Records shown:
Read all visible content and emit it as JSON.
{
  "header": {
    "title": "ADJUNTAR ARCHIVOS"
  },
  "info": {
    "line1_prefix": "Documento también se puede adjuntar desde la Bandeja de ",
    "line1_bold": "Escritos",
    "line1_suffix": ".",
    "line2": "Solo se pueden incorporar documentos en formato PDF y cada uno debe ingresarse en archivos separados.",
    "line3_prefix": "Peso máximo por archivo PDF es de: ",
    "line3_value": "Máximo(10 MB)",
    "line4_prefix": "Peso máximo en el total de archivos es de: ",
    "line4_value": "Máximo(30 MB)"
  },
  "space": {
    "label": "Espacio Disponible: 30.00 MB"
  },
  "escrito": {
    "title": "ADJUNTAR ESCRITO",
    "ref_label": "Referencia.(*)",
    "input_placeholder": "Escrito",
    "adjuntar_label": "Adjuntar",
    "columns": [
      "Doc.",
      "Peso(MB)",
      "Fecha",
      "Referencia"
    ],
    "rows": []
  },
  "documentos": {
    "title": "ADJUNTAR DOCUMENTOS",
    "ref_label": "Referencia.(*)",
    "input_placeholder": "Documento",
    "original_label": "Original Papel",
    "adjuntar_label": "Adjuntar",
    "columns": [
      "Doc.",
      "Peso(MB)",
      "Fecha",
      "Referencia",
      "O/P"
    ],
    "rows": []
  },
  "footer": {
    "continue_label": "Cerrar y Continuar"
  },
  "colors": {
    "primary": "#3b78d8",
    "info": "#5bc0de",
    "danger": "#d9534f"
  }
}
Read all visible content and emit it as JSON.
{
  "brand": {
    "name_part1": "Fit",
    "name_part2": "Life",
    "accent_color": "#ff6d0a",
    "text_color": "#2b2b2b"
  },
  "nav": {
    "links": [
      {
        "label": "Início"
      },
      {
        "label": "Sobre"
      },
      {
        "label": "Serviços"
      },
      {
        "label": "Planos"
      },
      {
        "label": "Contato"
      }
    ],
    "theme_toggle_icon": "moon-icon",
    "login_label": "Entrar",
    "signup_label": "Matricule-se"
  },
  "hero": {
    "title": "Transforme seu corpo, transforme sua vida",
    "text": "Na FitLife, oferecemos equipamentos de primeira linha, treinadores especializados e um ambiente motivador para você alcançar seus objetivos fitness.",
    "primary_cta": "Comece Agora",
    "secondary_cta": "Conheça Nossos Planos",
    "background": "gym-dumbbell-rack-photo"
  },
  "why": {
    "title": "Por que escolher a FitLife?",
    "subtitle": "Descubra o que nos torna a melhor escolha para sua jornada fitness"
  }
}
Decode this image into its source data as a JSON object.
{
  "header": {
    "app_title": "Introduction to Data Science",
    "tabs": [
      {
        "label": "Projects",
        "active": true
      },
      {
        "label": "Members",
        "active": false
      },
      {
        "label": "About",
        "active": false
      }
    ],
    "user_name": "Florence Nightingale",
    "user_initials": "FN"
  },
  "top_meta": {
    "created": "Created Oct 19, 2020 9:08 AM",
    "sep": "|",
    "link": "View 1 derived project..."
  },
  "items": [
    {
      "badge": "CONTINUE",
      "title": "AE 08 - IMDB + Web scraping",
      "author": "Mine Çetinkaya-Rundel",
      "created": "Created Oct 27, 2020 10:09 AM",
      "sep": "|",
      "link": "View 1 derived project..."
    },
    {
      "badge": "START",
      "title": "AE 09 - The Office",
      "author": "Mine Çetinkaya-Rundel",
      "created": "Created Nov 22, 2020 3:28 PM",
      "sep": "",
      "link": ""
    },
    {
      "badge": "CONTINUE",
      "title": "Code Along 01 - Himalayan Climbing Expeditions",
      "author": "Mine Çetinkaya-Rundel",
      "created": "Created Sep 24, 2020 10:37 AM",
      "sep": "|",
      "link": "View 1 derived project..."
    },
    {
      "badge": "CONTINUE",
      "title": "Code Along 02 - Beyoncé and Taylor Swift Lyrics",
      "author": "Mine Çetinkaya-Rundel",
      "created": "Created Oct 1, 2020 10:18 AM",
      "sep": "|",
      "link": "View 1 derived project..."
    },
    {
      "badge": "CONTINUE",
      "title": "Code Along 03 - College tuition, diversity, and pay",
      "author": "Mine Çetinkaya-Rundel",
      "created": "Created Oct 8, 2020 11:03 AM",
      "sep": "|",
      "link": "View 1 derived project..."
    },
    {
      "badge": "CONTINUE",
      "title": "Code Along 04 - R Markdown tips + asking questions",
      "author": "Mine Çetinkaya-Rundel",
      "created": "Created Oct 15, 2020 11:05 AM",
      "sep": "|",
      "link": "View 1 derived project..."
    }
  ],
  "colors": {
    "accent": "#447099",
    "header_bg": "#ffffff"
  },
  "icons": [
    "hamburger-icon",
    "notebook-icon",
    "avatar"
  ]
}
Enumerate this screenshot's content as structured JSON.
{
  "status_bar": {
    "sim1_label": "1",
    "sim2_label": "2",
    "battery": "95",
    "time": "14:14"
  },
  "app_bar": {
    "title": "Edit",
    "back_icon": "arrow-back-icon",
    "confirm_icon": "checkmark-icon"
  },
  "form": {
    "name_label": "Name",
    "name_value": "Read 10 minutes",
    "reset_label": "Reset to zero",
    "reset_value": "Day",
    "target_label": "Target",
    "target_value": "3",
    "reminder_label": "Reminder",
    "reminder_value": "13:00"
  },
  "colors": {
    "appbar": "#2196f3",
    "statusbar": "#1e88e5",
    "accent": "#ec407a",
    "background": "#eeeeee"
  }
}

Direction: Identify and copy the lines holding the word "JSON".

Written response:
Read all visible content and emit it as JSON.
Read all visible content and emit it as JSON.
Decode this image into its source data as a JSON object.
Enumerate this screenshot's content as structured JSON.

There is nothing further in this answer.